» **GIVEN REQUEST**
Search the material for "JSON" and show all lines that contain it.

[Stored data]
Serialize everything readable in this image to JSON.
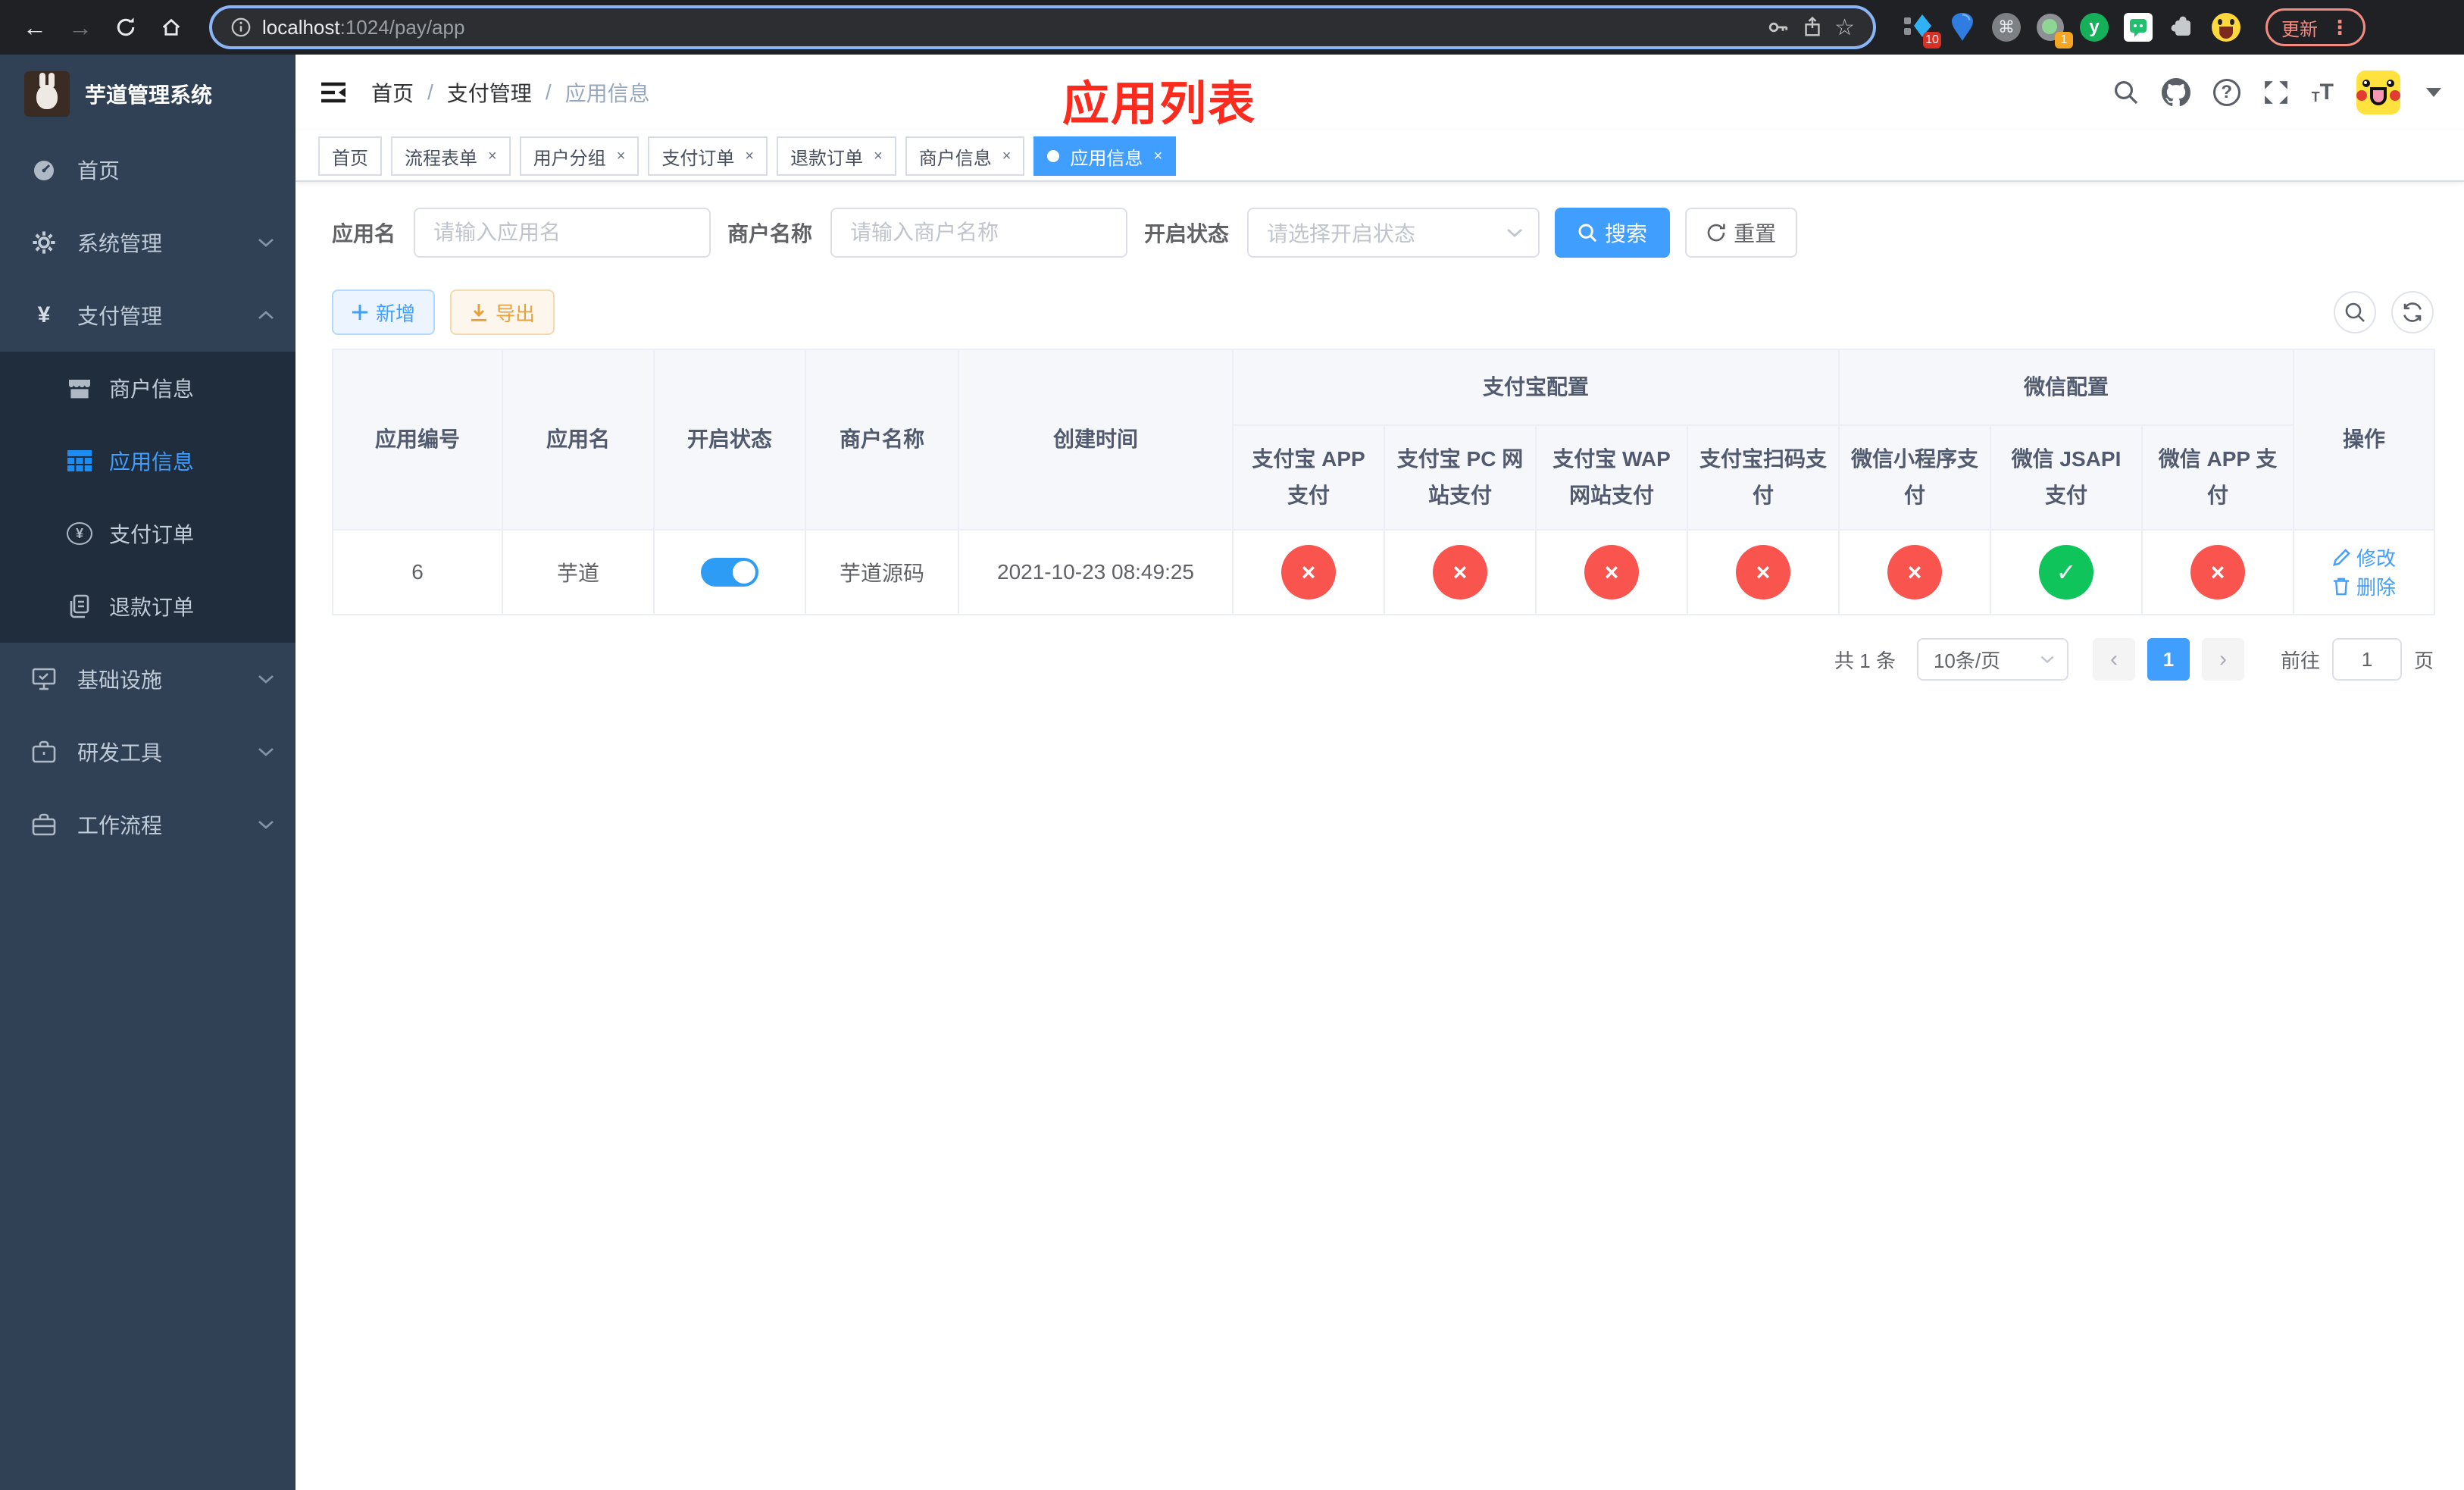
{
  "browser": {
    "url_host": "localhost",
    "url_rest": ":1024/pay/app",
    "update_label": "更新",
    "badge_10": "10",
    "badge_1": "1"
  },
  "icons": {
    "back": "←",
    "forward": "→",
    "star": "☆",
    "cmd": "⌘",
    "more": "⋮",
    "yen": "¥",
    "help": "?",
    "yuque": "y",
    "font_small": "T",
    "font_big": "T",
    "prev": "‹",
    "next": "›",
    "check": "✓",
    "cross": "×"
  },
  "sidebar": {
    "title": "芋道管理系统",
    "items": [
      {
        "label": "首页"
      },
      {
        "label": "系统管理"
      },
      {
        "label": "支付管理",
        "children": [
          {
            "label": "商户信息"
          },
          {
            "label": "应用信息"
          },
          {
            "label": "支付订单"
          },
          {
            "label": "退款订单"
          }
        ]
      },
      {
        "label": "基础设施"
      },
      {
        "label": "研发工具"
      },
      {
        "label": "工作流程"
      }
    ]
  },
  "navbar": {
    "breadcrumb": [
      "首页",
      "支付管理",
      "应用信息"
    ]
  },
  "annotation": "应用列表",
  "tabs": [
    {
      "label": "首页"
    },
    {
      "label": "流程表单"
    },
    {
      "label": "用户分组"
    },
    {
      "label": "支付订单"
    },
    {
      "label": "退款订单"
    },
    {
      "label": "商户信息"
    },
    {
      "label": "应用信息"
    }
  ],
  "filter": {
    "name_label": "应用名",
    "name_placeholder": "请输入应用名",
    "merchant_label": "商户名称",
    "merchant_placeholder": "请输入商户名称",
    "status_label": "开启状态",
    "status_placeholder": "请选择开启状态",
    "search_label": "搜索",
    "reset_label": "重置"
  },
  "toolbar": {
    "add_label": "新增",
    "export_label": "导出"
  },
  "table": {
    "headers": {
      "id": "应用编号",
      "name": "应用名",
      "enabled": "开启状态",
      "merchant": "商户名称",
      "created": "创建时间",
      "alipay_group": "支付宝配置",
      "wechat_group": "微信配置",
      "actions": "操作"
    },
    "sub_headers": [
      "支付宝 APP 支付",
      "支付宝 PC 网站支付",
      "支付宝 WAP 网站支付",
      "支付宝扫码支付",
      "微信小程序支付",
      "微信 JSAPI 支付",
      "微信 APP 支付"
    ],
    "row": {
      "id": "6",
      "name": "芋道",
      "enabled": true,
      "merchant": "芋道源码",
      "created": "2021-10-23 08:49:25",
      "pay_statuses": [
        false,
        false,
        false,
        false,
        false,
        true,
        false
      ]
    },
    "actions": {
      "edit": "修改",
      "delete": "删除"
    }
  },
  "pagination": {
    "total": "共 1 条",
    "size": "10条/页",
    "page": "1",
    "goto_label": "前往",
    "goto_value": "1",
    "unit": "页"
  },
  "colors": {
    "accent": "#409eff",
    "danger": "#f9544e",
    "success": "#10c45c",
    "sidebar_bg": "#304156",
    "submenu_bg": "#1f2d3d",
    "annotation": "#fd2a1e"
  }
}
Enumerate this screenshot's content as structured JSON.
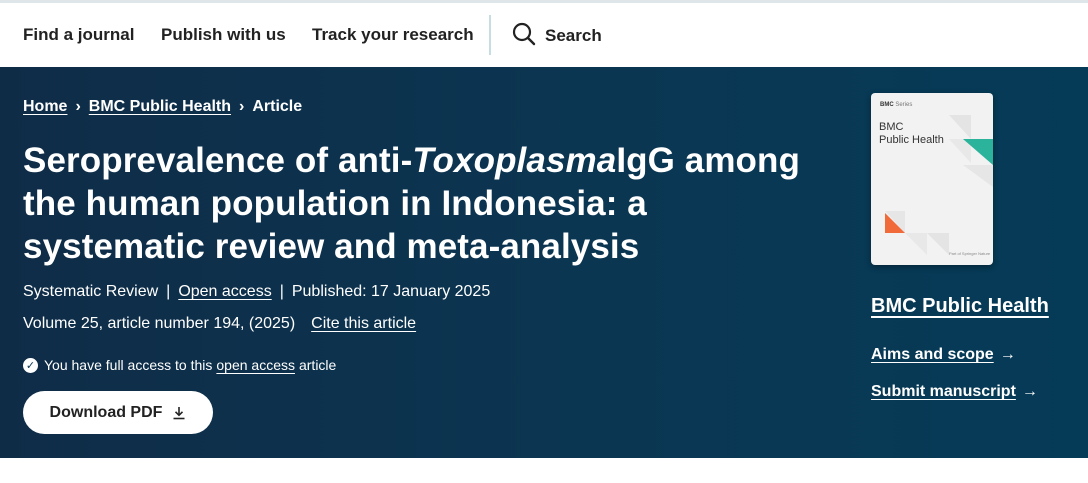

» **RESULT**
Serialize everything readable in this image to JSON.
Enumerate this screenshot's content as structured JSON.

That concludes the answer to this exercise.